── TASK DATA ──
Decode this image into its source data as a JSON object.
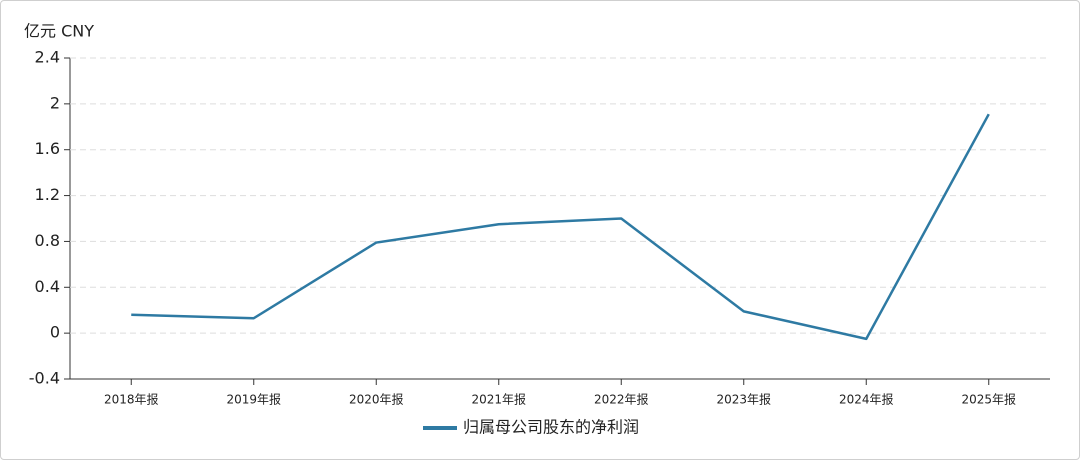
{
  "chart_data": {
    "type": "line",
    "y_label": "亿元  CNY",
    "categories": [
      "2018年报",
      "2019年报",
      "2020年报",
      "2021年报",
      "2022年报",
      "2023年报",
      "2024年报",
      "2025年报"
    ],
    "series": [
      {
        "name": "归属母公司股东的净利润",
        "color": "#2e7aa3",
        "values": [
          0.16,
          0.13,
          0.79,
          0.95,
          1.0,
          0.19,
          -0.05,
          1.91
        ]
      }
    ],
    "ylim": [
      -0.4,
      2.4
    ],
    "yticks": [
      -0.4,
      0,
      0.4,
      0.8,
      1.2,
      1.6,
      2,
      2.4
    ],
    "grid": true,
    "legend": "bottom"
  }
}
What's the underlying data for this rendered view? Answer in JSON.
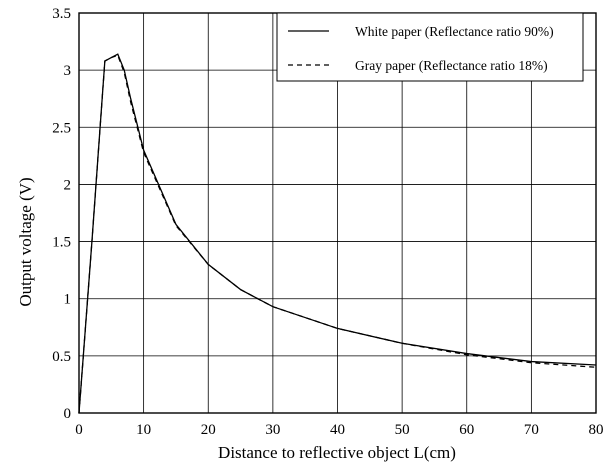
{
  "chart_data": {
    "type": "line",
    "xlabel": "Distance to reflective object L(cm)",
    "ylabel": "Output voltage (V)",
    "xlim": [
      0,
      80
    ],
    "ylim": [
      0,
      3.5
    ],
    "x_ticks": [
      0,
      10,
      20,
      30,
      40,
      50,
      60,
      70,
      80
    ],
    "y_ticks": [
      0,
      0.5,
      1,
      1.5,
      2,
      2.5,
      3,
      3.5
    ],
    "x_tick_labels": [
      "0",
      "10",
      "20",
      "30",
      "40",
      "50",
      "60",
      "70",
      "80"
    ],
    "y_tick_labels": [
      "0",
      "0.5",
      "1",
      "1.5",
      "2",
      "2.5",
      "3",
      "3.5"
    ],
    "grid": true,
    "legend_position": "top-right",
    "series": [
      {
        "name": "White paper (Reflectance ratio 90%)",
        "style": "solid",
        "color": "#000000",
        "x": [
          0,
          2,
          4,
          5,
          6,
          7,
          8,
          10,
          15,
          20,
          25,
          30,
          40,
          50,
          60,
          70,
          80
        ],
        "y": [
          0,
          1.5,
          3.08,
          3.11,
          3.14,
          3.0,
          2.75,
          2.3,
          1.65,
          1.3,
          1.08,
          0.93,
          0.74,
          0.61,
          0.52,
          0.45,
          0.42
        ]
      },
      {
        "name": "Gray paper (Reflectance ratio 18%)",
        "style": "dashed",
        "color": "#000000",
        "x": [
          0,
          2,
          4,
          5,
          6,
          7,
          8,
          10,
          15,
          20,
          25,
          30,
          40,
          50,
          60,
          70,
          80
        ],
        "y": [
          0,
          1.5,
          3.08,
          3.11,
          3.13,
          2.98,
          2.72,
          2.28,
          1.64,
          1.3,
          1.08,
          0.93,
          0.74,
          0.61,
          0.51,
          0.44,
          0.4
        ]
      }
    ]
  }
}
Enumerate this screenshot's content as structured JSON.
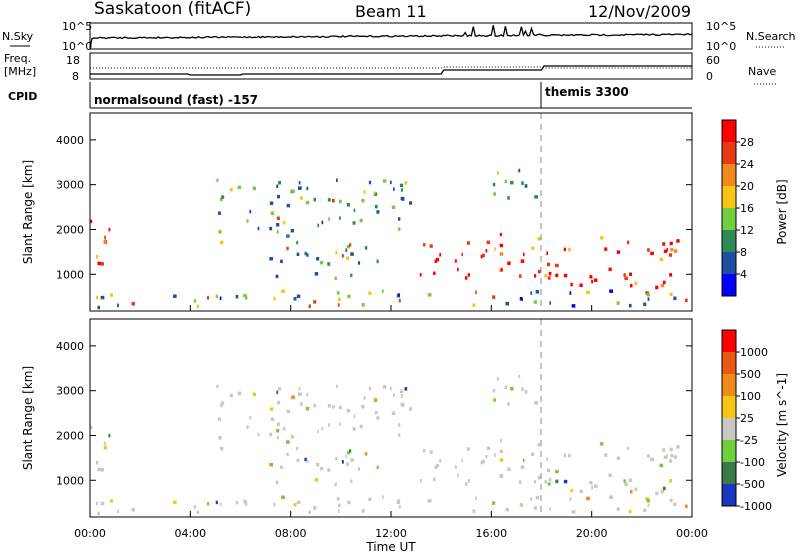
{
  "header": {
    "title": "Saskatoon (fitACF)",
    "beam": "Beam 11",
    "date": "12/Nov/2009"
  },
  "aux_panels": {
    "nsky_label": "N.Sky",
    "nsky_tick_top": "10^5",
    "nsky_tick_bottom": "10^0",
    "nsearch_label": "N.Search",
    "freq_label_line1": "Freq.",
    "freq_label_line2": "[MHz]",
    "freq_ticks": [
      "18",
      "8"
    ],
    "nave_label": "Nave",
    "nave_ticks": [
      "60",
      "0"
    ],
    "cpid_label": "CPID",
    "cpid_1": "normalsound (fast) -157",
    "cpid_2": "themis 3300"
  },
  "colors": {
    "scatter_white": "#ffffff",
    "ground_scatter_gray": "#c8c8c0",
    "marker_dashed": "#888888"
  },
  "chart_data": [
    {
      "type": "heatmap",
      "name": "Power",
      "x_range": [
        "00:00",
        "24:00"
      ],
      "x_ticks": [
        "00:00",
        "04:00",
        "08:00",
        "12:00",
        "16:00",
        "20:00",
        "00:00"
      ],
      "ylabel": "Slant Range [km]",
      "ylim": [
        180,
        4600
      ],
      "y_ticks": [
        1000,
        2000,
        3000,
        4000
      ],
      "colorbar": {
        "label": "Power [dB]",
        "ticks": [
          4,
          8,
          12,
          16,
          20,
          24,
          28
        ],
        "colors": [
          "#0000ff",
          "#1e4fa0",
          "#2e8b57",
          "#6fcf3f",
          "#f5c518",
          "#f08a1c",
          "#e83a10",
          "#ff0000"
        ]
      }
    },
    {
      "type": "heatmap",
      "name": "Velocity",
      "x_range": [
        "00:00",
        "24:00"
      ],
      "x_ticks": [
        "00:00",
        "04:00",
        "08:00",
        "12:00",
        "16:00",
        "20:00",
        "00:00"
      ],
      "xlabel": "Time UT",
      "ylabel": "Slant Range [km]",
      "ylim": [
        180,
        4600
      ],
      "y_ticks": [
        1000,
        2000,
        3000,
        4000
      ],
      "colorbar": {
        "label": "Velocity [m s^-1]",
        "ticks": [
          1000,
          500,
          100,
          25,
          -25,
          -100,
          -500,
          -1000
        ],
        "colors": [
          "#1838c0",
          "#3a7a4a",
          "#6fcf3f",
          "#c8c8c0",
          "#f5c518",
          "#f08a1c",
          "#e85a10",
          "#ff0000"
        ]
      }
    }
  ],
  "echo_regions": [
    {
      "t0": 0.0,
      "t1": 0.8,
      "r0": 700,
      "r1": 2300,
      "kind": "strong"
    },
    {
      "t0": 0.2,
      "t1": 24.0,
      "r0": 250,
      "r1": 620,
      "kind": "weak"
    },
    {
      "t0": 5.0,
      "t1": 8.5,
      "r0": 1700,
      "r1": 3100,
      "kind": "medium"
    },
    {
      "t0": 8.5,
      "t1": 13.0,
      "r0": 1900,
      "r1": 3100,
      "kind": "medium"
    },
    {
      "t0": 7.0,
      "t1": 11.5,
      "r0": 900,
      "r1": 1700,
      "kind": "medium"
    },
    {
      "t0": 13.0,
      "t1": 18.0,
      "r0": 900,
      "r1": 1900,
      "kind": "strong"
    },
    {
      "t0": 18.0,
      "t1": 23.6,
      "r0": 700,
      "r1": 1850,
      "kind": "strong"
    },
    {
      "t0": 16.0,
      "t1": 18.0,
      "r0": 2600,
      "r1": 3400,
      "kind": "medium"
    }
  ]
}
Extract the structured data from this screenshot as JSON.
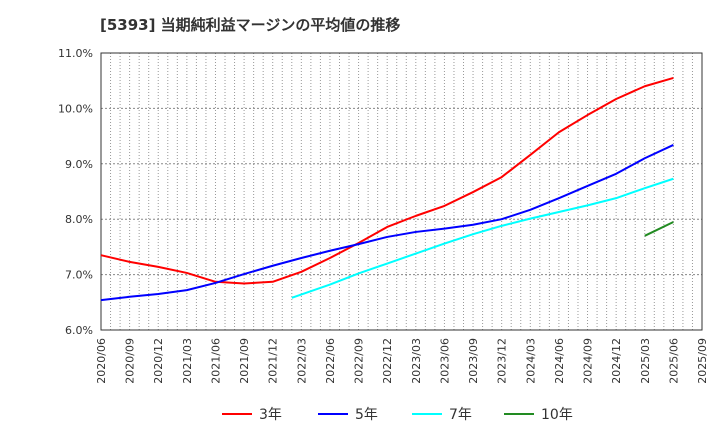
{
  "chart_data": {
    "type": "line",
    "title": "[5393]  当期純利益マージンの平均値の推移",
    "xlabel": "",
    "ylabel": "",
    "ylim": [
      6.0,
      11.0
    ],
    "y_ticks": [
      "6.0%",
      "7.0%",
      "8.0%",
      "9.0%",
      "10.0%",
      "11.0%"
    ],
    "x_ticks": [
      "2020/06",
      "2020/09",
      "2020/12",
      "2021/03",
      "2021/06",
      "2021/09",
      "2021/12",
      "2022/03",
      "2022/06",
      "2022/09",
      "2022/12",
      "2023/03",
      "2023/06",
      "2023/09",
      "2023/12",
      "2024/03",
      "2024/06",
      "2024/09",
      "2024/12",
      "2025/03",
      "2025/06",
      "2025/09"
    ],
    "grid": true,
    "legend_position": "bottom",
    "series": [
      {
        "name": "3年",
        "color": "#ff0000",
        "x": [
          "2020/06",
          "2020/09",
          "2020/12",
          "2021/03",
          "2021/06",
          "2021/09",
          "2021/12",
          "2022/03",
          "2022/06",
          "2022/09",
          "2022/12",
          "2023/03",
          "2023/06",
          "2023/09",
          "2023/12",
          "2024/03",
          "2024/06",
          "2024/09",
          "2024/12",
          "2025/03",
          "2025/06"
        ],
        "values": [
          7.35,
          7.23,
          7.14,
          7.03,
          6.87,
          6.84,
          6.87,
          7.05,
          7.3,
          7.57,
          7.86,
          8.06,
          8.24,
          8.49,
          8.76,
          9.16,
          9.57,
          9.88,
          10.17,
          10.4,
          10.55
        ]
      },
      {
        "name": "5年",
        "color": "#0000ff",
        "x": [
          "2020/06",
          "2020/09",
          "2020/12",
          "2021/03",
          "2021/06",
          "2021/09",
          "2021/12",
          "2022/03",
          "2022/06",
          "2022/09",
          "2022/12",
          "2023/03",
          "2023/06",
          "2023/09",
          "2023/12",
          "2024/03",
          "2024/06",
          "2024/09",
          "2024/12",
          "2025/03",
          "2025/06"
        ],
        "values": [
          6.54,
          6.6,
          6.65,
          6.72,
          6.85,
          7.01,
          7.16,
          7.3,
          7.43,
          7.55,
          7.68,
          7.77,
          7.83,
          7.9,
          8.0,
          8.17,
          8.38,
          8.6,
          8.82,
          9.1,
          9.34
        ]
      },
      {
        "name": "7年",
        "color": "#00ffff",
        "x": [
          "2022/02",
          "2022/06",
          "2022/09",
          "2022/12",
          "2023/03",
          "2023/06",
          "2023/09",
          "2023/12",
          "2024/03",
          "2024/06",
          "2024/09",
          "2024/12",
          "2025/03",
          "2025/06"
        ],
        "values": [
          6.58,
          6.82,
          7.02,
          7.2,
          7.38,
          7.56,
          7.73,
          7.88,
          8.01,
          8.13,
          8.25,
          8.38,
          8.56,
          8.73
        ]
      },
      {
        "name": "10年",
        "color": "#228b22",
        "x": [
          "2025/03",
          "2025/06"
        ],
        "values": [
          7.7,
          7.95
        ]
      }
    ]
  }
}
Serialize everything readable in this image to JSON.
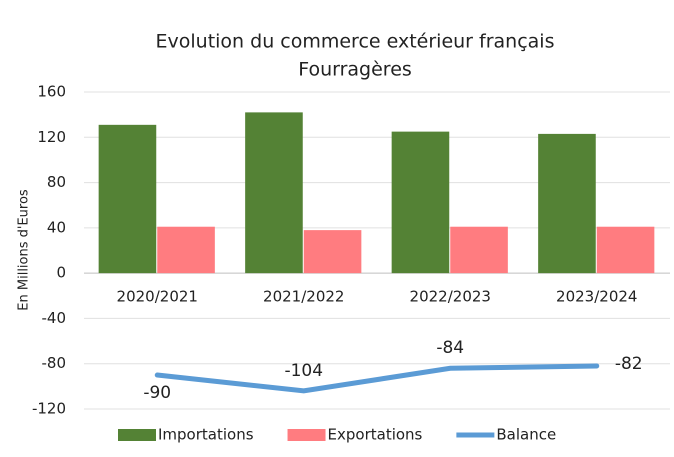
{
  "chart_data": {
    "type": "bar-line",
    "title": "Evolution du commerce extérieur français",
    "subtitle": "Fourragères",
    "y_label": "En Millions d'Euros",
    "categories": [
      "2020/2021",
      "2021/2022",
      "2022/2023",
      "2023/2024"
    ],
    "series": [
      {
        "name": "Importations",
        "type": "bar",
        "color": "#548235",
        "values": [
          131,
          142,
          125,
          123
        ]
      },
      {
        "name": "Exportations",
        "type": "bar",
        "color": "#ff7c80",
        "values": [
          41,
          38,
          41,
          41
        ]
      },
      {
        "name": "Balance",
        "type": "line",
        "color": "#5b9bd5",
        "values": [
          -90,
          -104,
          -84,
          -82
        ]
      }
    ],
    "ylim": [
      -120,
      160
    ],
    "yticks": [
      -120,
      -80,
      -40,
      0,
      40,
      80,
      120,
      160
    ],
    "grid": true,
    "legend": "bottom"
  }
}
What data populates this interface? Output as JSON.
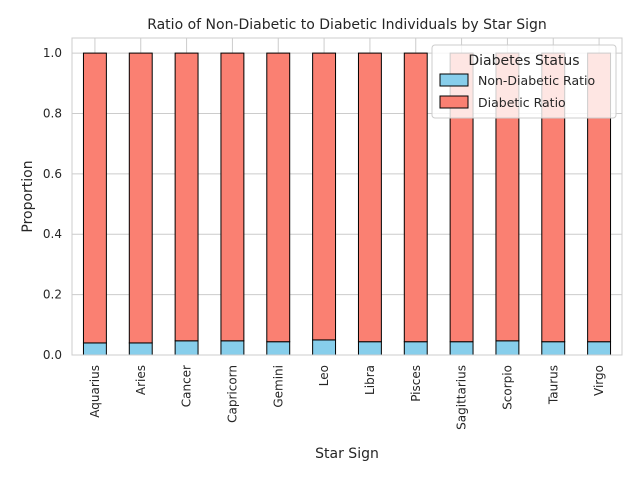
{
  "chart_data": {
    "type": "bar",
    "stacked": true,
    "title": "Ratio of Non-Diabetic to Diabetic Individuals by Star Sign",
    "xlabel": "Star Sign",
    "ylabel": "Proportion",
    "ylim": [
      0,
      1.05
    ],
    "yticks": [
      "0.0",
      "0.2",
      "0.4",
      "0.6",
      "0.8",
      "1.0"
    ],
    "grid": true,
    "legend": {
      "title": "Diabetes Status",
      "placement": "top-right"
    },
    "categories": [
      "Aquarius",
      "Aries",
      "Cancer",
      "Capricorn",
      "Gemini",
      "Leo",
      "Libra",
      "Pisces",
      "Sagittarius",
      "Scorpio",
      "Taurus",
      "Virgo"
    ],
    "series": [
      {
        "name": "Non-Diabetic Ratio",
        "color": "#87ceeb",
        "values": [
          0.04,
          0.04,
          0.047,
          0.047,
          0.044,
          0.05,
          0.044,
          0.044,
          0.044,
          0.047,
          0.044,
          0.044
        ]
      },
      {
        "name": "Diabetic Ratio",
        "color": "#fa8072",
        "values": [
          0.96,
          0.96,
          0.953,
          0.953,
          0.956,
          0.95,
          0.956,
          0.956,
          0.956,
          0.953,
          0.956,
          0.956
        ]
      }
    ]
  }
}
───
## EXERCISE AIM:
List all lines from the entries that include the word "xlabel".

## RESPONSE TO THIS TASK:
    "xlabel": "Distance to reflective object L(cm)",
      "xlabel": "Time UT",
    "xlabel": "",
    "xlabel": "Star Sign",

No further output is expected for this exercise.